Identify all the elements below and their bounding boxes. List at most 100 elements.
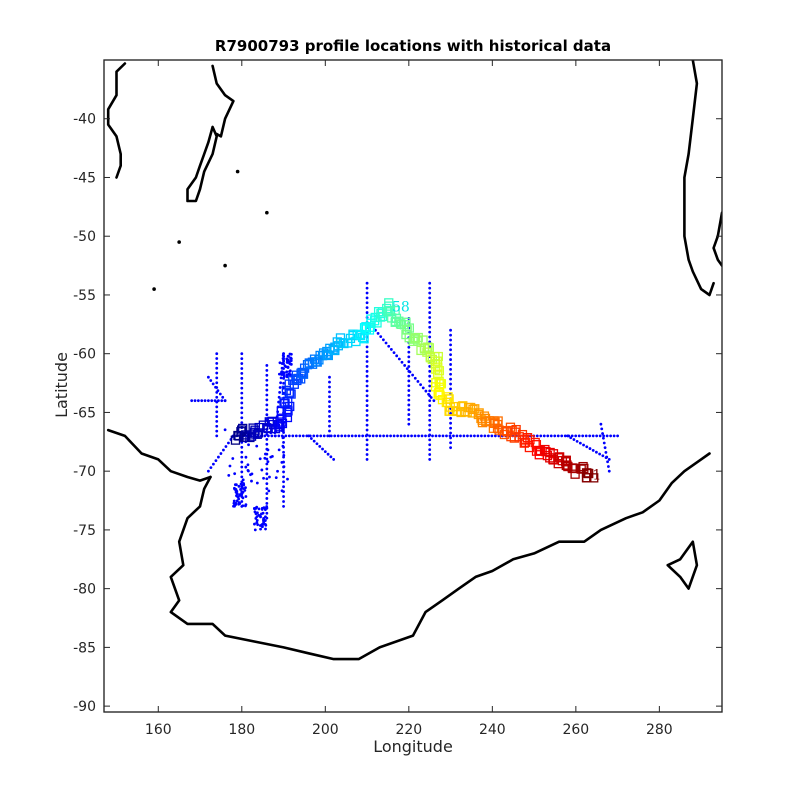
profile-marker	[569, 463, 579, 473]
historical-point	[424, 434, 427, 438]
historical-point	[407, 413, 411, 416]
island-0	[235, 169, 240, 174]
historical-point	[307, 434, 311, 438]
historical-point	[215, 420, 219, 423]
historical-point	[449, 446, 452, 450]
historical-point	[365, 306, 369, 310]
historical-point	[287, 434, 291, 438]
profile-marker	[312, 357, 322, 367]
historical-point	[255, 518, 259, 522]
historical-point	[263, 456, 267, 460]
historical-point	[428, 374, 432, 378]
historical-point	[240, 357, 244, 361]
y-tick-label: -75	[73, 523, 96, 539]
profile-number-label: 58	[392, 300, 410, 316]
historical-point	[289, 352, 293, 356]
historical-point	[254, 506, 258, 510]
historical-point	[265, 492, 269, 495]
historical-point	[428, 286, 432, 290]
historical-point	[240, 470, 244, 474]
historical-point	[240, 401, 244, 405]
historical-point	[428, 418, 432, 422]
profile-marker	[238, 423, 248, 434]
historical-point	[282, 505, 285, 508]
historical-point	[277, 448, 281, 452]
historical-point	[428, 384, 432, 388]
historical-point	[375, 434, 379, 438]
historical-point	[261, 511, 265, 515]
historical-point	[449, 436, 452, 440]
historical-point	[258, 457, 262, 461]
y-tick-label: -55	[73, 288, 96, 304]
historical-point	[365, 360, 369, 363]
profile-marker	[522, 433, 533, 443]
historical-point	[428, 335, 432, 339]
historical-point	[246, 463, 250, 467]
historical-point	[328, 390, 331, 394]
historical-point	[234, 503, 237, 506]
historical-point	[243, 489, 247, 492]
historical-point	[280, 489, 284, 493]
historical-point	[315, 442, 319, 446]
historical-point	[286, 477, 289, 481]
historical-point	[546, 434, 550, 438]
historical-point	[588, 447, 592, 450]
historical-point	[265, 462, 269, 466]
historical-point	[260, 468, 264, 472]
historical-point	[249, 473, 252, 477]
historical-point	[265, 442, 269, 446]
historical-point	[282, 470, 285, 474]
historical-point	[262, 476, 265, 480]
historical-point	[264, 515, 267, 519]
historical-point	[591, 448, 595, 452]
historical-point	[428, 281, 432, 285]
historical-point	[258, 524, 262, 527]
historical-point	[282, 465, 286, 469]
historical-point	[389, 348, 393, 351]
profile-marker	[384, 307, 394, 317]
x-tick-label: 200	[312, 722, 339, 738]
historical-point	[403, 364, 407, 367]
historical-point	[376, 332, 380, 335]
historical-point	[535, 434, 539, 438]
historical-point	[417, 434, 420, 438]
historical-point	[407, 365, 411, 368]
historical-point	[368, 434, 372, 438]
historical-point	[429, 396, 433, 399]
historical-point	[291, 434, 295, 438]
historical-point	[578, 441, 582, 445]
historical-point	[196, 399, 200, 403]
historical-point	[240, 416, 244, 420]
historical-point	[428, 306, 432, 310]
historical-point	[428, 369, 432, 373]
historical-point	[407, 360, 411, 364]
historical-point	[206, 375, 210, 379]
historical-point	[424, 389, 428, 393]
historical-point	[265, 505, 269, 508]
historical-point	[301, 434, 305, 438]
historical-point	[228, 464, 232, 468]
historical-point	[588, 434, 592, 438]
historical-point	[265, 487, 269, 491]
axis-ticks: 160 180 200 220 240 260 280 -40 -45 -50 -55 -60 -65 -…	[73, 60, 722, 738]
historical-point	[240, 500, 244, 503]
historical-point	[209, 466, 213, 470]
historical-point	[216, 389, 220, 393]
historical-point	[572, 438, 576, 441]
profile-marker	[240, 432, 250, 442]
historical-point	[244, 503, 248, 507]
historical-point	[428, 423, 432, 427]
historical-point	[607, 458, 611, 461]
historical-point	[365, 311, 369, 314]
historical-point	[282, 450, 285, 454]
historical-point	[262, 520, 265, 524]
historical-point	[215, 395, 219, 399]
historical-point	[428, 316, 432, 319]
historical-point	[326, 452, 330, 456]
historical-point	[265, 467, 269, 471]
historical-point	[600, 427, 604, 431]
historical-point	[240, 421, 244, 425]
historical-point	[328, 419, 331, 423]
historical-point	[240, 480, 244, 484]
historical-point	[449, 333, 452, 337]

☆ ☆ ☆ ☆

[Task requirements]:
Copy the lines above word for word, starting at the line with "463, 579, 473]" and ending with the line with "511, 265, 515]", both included.

[The output]:
profile-marker	[569, 463, 579, 473]
historical-point	[424, 434, 427, 438]
historical-point	[407, 413, 411, 416]
island-0	[235, 169, 240, 174]
historical-point	[307, 434, 311, 438]
historical-point	[215, 420, 219, 423]
historical-point	[449, 446, 452, 450]
historical-point	[365, 306, 369, 310]
historical-point	[287, 434, 291, 438]
profile-marker	[312, 357, 322, 367]
historical-point	[255, 518, 259, 522]
historical-point	[263, 456, 267, 460]
historical-point	[428, 374, 432, 378]
historical-point	[240, 357, 244, 361]
y-tick-label: -75	[73, 523, 96, 539]
profile-number-label: 58	[392, 300, 410, 316]
historical-point	[289, 352, 293, 356]
historical-point	[254, 506, 258, 510]
historical-point	[265, 492, 269, 495]
historical-point	[428, 286, 432, 290]
historical-point	[240, 470, 244, 474]
historical-point	[240, 401, 244, 405]
historical-point	[428, 418, 432, 422]
profile-marker	[238, 423, 248, 434]
historical-point	[282, 505, 285, 508]
historical-point	[277, 448, 281, 452]
historical-point	[428, 384, 432, 388]
historical-point	[375, 434, 379, 438]
historical-point	[261, 511, 265, 515]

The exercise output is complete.